[Input rows]
──────────
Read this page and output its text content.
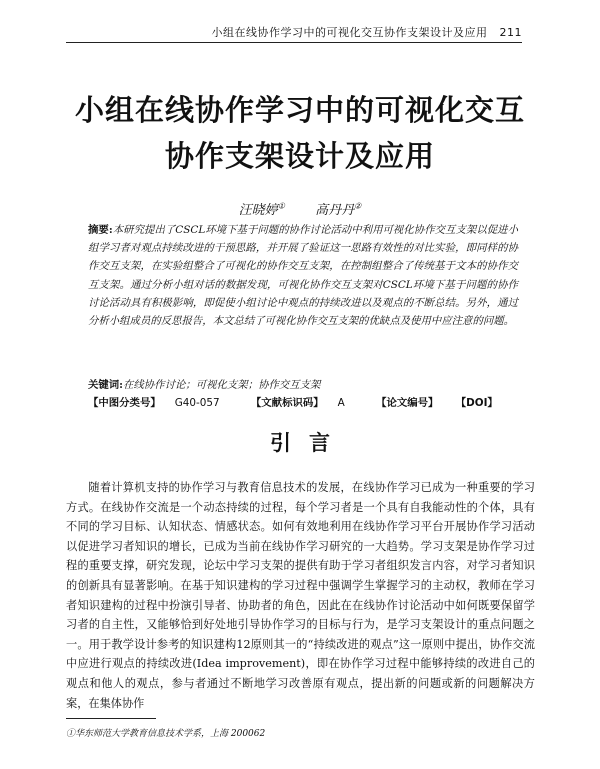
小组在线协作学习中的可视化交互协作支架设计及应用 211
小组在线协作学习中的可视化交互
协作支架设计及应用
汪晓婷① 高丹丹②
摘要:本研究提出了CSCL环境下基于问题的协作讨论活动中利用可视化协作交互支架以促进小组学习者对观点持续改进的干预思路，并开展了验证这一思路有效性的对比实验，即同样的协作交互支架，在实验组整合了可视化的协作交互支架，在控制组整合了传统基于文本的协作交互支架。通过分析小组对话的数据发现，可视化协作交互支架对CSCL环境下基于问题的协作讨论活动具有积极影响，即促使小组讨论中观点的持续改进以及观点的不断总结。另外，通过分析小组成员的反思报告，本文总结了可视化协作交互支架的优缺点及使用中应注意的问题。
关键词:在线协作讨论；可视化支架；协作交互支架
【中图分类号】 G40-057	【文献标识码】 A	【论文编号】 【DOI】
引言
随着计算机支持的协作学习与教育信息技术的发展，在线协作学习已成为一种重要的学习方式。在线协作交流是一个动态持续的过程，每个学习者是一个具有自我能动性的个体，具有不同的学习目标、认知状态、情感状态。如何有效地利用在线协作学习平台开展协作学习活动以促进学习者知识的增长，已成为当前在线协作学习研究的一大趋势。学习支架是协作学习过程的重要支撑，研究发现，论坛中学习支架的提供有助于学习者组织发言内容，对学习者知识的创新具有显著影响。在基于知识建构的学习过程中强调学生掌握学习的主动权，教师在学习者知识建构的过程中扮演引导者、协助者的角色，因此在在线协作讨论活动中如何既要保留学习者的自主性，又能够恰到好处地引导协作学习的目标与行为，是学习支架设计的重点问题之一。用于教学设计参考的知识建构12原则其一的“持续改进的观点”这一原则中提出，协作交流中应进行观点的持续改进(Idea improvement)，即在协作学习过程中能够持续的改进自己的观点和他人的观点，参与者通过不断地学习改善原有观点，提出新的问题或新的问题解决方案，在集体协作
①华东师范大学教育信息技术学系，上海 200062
──────────
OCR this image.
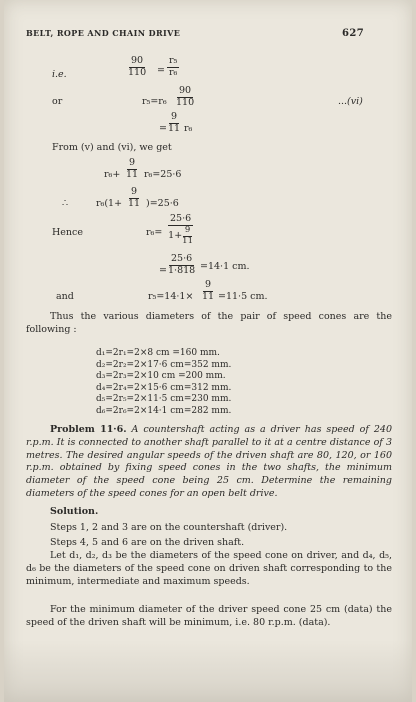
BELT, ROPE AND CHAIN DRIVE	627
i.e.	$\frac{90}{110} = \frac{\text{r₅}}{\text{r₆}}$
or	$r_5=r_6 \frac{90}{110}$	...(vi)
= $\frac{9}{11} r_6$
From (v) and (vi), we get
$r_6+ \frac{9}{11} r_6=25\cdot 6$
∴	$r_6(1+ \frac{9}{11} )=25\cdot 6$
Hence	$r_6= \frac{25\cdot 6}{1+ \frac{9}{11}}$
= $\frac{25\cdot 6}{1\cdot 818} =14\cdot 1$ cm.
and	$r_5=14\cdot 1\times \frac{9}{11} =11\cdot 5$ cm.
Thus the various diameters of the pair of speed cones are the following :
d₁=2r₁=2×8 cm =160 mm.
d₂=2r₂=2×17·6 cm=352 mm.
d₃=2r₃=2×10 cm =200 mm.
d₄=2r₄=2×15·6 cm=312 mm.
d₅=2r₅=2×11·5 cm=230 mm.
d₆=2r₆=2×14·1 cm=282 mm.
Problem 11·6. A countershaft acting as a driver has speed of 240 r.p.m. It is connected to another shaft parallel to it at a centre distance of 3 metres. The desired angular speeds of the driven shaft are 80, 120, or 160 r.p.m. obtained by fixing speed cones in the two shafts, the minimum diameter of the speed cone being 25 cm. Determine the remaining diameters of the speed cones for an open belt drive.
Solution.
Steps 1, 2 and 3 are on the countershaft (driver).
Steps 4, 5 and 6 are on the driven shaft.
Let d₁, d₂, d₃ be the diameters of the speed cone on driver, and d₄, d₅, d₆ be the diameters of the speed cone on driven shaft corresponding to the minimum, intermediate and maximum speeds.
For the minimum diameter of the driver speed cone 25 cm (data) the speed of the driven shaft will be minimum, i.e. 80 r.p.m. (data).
──────────
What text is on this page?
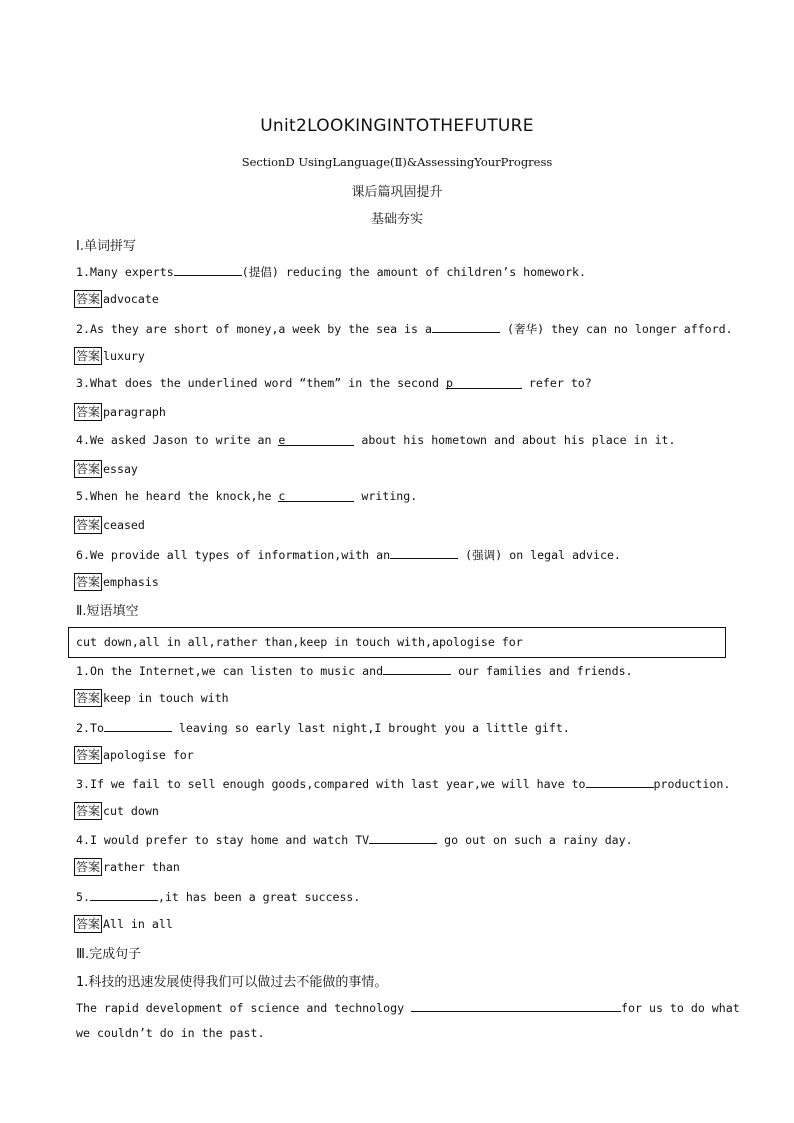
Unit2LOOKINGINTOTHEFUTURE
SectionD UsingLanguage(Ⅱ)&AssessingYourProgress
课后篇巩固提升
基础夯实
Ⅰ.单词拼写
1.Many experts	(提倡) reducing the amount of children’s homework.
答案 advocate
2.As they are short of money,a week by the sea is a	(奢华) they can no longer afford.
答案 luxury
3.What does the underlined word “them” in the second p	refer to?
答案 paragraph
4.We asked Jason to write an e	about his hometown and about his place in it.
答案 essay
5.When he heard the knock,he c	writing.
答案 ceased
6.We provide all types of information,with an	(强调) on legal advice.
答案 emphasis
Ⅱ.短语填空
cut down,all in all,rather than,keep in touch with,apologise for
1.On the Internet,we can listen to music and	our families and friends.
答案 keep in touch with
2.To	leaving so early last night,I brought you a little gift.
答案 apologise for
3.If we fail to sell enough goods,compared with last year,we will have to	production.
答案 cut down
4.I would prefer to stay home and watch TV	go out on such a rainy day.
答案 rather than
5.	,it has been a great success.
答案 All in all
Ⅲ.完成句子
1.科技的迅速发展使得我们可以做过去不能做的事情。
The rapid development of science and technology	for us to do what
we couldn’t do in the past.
──────────
[Your task]
Lines containing the word "than" must all be returned from the material above.

[Completed task]
cut down,all in all,rather than,keep in touch with,apologise for
答案 rather than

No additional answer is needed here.